Activities:
1 - Please list every field name in the Summary section of the Boonville Airport text below that is followed by a value, along with that value.
2 - Write the next part of the Boonville Airport article below, starting right after its final sentence.

- IATA: none; ICAO: none; FAA LID: I91;

Summary
- Airport type: Public
- Owner: City of Boonville
- Serves: Boonville, Indiana
- Elevation AMSL: 380 ft (120 m)
- Coordinates: 38°02′33″N 087°19′04″W﻿ / ﻿38.04250°N 87.31778°W
- Interactive map of Boonville Airport

Runways
| Direction | Length |  | Surface |
| ft | m |
| 9/27 | 2,300 | 701 | Turf |

Statistics (2007)
- Aircraft operations: 5,688
- Based aircraft: 15
- Source: Federal Aviation Administration

= Boonville Airport (Indiana) =

Boonville Airport is a city-owned, public-use airport located 2 nmi west of the central business district of Boonville, a city in Warrick County, Indiana, United States.

(Recorded data)
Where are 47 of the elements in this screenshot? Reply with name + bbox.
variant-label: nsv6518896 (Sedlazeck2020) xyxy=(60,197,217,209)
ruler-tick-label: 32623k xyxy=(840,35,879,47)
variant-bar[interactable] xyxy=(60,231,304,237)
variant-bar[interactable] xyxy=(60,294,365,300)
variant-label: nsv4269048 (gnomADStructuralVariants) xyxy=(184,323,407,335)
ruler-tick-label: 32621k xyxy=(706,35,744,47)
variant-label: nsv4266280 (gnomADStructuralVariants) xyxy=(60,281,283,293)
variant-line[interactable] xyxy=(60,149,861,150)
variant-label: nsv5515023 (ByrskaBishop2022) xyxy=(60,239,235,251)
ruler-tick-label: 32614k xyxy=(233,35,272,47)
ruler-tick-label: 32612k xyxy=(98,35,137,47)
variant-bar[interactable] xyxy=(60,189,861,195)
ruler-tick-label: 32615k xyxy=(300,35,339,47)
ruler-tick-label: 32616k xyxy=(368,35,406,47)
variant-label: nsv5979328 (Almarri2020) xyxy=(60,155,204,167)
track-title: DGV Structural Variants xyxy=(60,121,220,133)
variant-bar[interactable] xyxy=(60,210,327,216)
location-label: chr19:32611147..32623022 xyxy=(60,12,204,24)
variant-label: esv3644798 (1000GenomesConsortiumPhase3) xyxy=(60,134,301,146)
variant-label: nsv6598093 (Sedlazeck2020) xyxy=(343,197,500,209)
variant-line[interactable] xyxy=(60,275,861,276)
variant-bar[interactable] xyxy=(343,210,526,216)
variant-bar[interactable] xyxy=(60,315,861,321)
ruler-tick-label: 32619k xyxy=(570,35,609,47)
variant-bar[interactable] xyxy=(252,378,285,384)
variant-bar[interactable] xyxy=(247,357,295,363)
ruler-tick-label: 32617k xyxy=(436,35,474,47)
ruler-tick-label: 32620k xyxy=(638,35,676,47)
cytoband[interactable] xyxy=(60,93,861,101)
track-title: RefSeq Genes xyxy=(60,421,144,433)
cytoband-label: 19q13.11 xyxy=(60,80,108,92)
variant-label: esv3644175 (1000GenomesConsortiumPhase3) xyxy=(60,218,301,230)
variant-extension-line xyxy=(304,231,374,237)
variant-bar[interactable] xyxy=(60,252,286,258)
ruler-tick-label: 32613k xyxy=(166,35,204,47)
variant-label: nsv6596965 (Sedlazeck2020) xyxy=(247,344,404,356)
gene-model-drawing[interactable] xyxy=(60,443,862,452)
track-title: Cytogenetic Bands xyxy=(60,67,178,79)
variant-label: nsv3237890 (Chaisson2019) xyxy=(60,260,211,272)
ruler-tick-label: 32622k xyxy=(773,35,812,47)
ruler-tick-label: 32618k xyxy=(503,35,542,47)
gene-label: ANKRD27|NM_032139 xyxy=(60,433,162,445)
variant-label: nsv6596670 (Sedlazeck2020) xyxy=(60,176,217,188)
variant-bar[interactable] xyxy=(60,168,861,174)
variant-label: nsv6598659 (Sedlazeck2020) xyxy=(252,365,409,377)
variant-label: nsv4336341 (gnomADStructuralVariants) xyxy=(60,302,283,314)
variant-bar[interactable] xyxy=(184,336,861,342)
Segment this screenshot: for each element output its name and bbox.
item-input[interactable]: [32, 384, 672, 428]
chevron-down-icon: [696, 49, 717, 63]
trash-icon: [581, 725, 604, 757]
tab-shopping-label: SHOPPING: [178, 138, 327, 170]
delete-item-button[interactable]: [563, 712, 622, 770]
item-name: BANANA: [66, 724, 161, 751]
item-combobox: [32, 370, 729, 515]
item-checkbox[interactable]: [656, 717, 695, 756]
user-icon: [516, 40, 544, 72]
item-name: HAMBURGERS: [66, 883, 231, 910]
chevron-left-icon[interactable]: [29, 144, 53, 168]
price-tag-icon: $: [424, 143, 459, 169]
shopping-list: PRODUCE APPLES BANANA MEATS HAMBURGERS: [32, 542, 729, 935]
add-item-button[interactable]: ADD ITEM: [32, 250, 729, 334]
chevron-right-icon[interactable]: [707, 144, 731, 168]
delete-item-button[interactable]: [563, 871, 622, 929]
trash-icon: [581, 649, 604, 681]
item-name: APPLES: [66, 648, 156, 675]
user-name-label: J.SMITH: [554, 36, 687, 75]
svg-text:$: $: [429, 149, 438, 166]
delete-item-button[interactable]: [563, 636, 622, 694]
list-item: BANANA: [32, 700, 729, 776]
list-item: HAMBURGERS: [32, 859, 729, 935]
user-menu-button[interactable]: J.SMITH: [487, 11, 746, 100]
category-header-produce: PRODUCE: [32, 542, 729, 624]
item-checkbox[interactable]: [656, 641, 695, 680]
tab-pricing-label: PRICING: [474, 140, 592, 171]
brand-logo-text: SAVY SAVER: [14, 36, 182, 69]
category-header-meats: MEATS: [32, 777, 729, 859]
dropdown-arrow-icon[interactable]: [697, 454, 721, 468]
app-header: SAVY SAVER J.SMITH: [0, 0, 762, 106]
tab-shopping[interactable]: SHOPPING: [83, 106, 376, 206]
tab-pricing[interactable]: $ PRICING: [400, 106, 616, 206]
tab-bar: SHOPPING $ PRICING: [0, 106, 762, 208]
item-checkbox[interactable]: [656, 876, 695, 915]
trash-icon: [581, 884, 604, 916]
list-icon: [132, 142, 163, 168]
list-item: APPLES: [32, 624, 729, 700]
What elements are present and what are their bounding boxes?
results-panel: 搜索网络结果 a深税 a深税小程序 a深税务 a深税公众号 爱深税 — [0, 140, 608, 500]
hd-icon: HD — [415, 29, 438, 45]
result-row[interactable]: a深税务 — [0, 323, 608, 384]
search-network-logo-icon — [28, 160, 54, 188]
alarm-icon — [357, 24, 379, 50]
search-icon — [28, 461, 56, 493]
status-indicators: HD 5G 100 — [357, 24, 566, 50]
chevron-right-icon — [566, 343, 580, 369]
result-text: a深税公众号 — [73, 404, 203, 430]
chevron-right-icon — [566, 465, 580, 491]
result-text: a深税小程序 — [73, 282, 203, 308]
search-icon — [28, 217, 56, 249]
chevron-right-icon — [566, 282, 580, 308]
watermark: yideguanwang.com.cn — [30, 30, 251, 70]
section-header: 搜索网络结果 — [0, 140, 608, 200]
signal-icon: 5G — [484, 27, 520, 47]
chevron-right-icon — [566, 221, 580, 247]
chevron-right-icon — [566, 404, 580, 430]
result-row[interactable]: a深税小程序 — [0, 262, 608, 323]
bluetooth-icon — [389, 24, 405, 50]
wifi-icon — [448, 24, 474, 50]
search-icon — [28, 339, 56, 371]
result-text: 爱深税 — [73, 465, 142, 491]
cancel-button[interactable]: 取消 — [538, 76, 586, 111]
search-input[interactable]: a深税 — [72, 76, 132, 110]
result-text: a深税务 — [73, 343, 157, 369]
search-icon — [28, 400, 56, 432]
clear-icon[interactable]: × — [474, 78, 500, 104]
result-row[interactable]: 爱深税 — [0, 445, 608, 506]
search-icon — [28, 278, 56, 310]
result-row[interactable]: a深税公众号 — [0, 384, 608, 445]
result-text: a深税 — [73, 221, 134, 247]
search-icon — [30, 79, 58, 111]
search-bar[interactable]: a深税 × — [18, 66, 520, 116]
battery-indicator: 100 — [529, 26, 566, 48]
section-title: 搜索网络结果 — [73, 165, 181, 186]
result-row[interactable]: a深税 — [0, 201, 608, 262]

Expected responses:
1 -
- Airport type: Public
- Owner: City of Boonville
- Serves: Boonville, Indiana
- Elevation AMSL: 380 ft (120 m)
- Coordinates: 38°02′33″N 087°19′04″W / 38.04250°N 87.31778°W

2 -
== Facilities and aircraft ==
Boonville Airport covers an area of 110 acre at an elevation of 380 ft above mean sea level. It has one runway designated 9/27 with a turf surface measuring 2,300 by 100 ft.

For the 12-month period ending December 31, 2007, the airport had 5,688 general aviation aircraft operations, an average of 15 per day. At that time there were 15 single-engine aircraft based at this airport.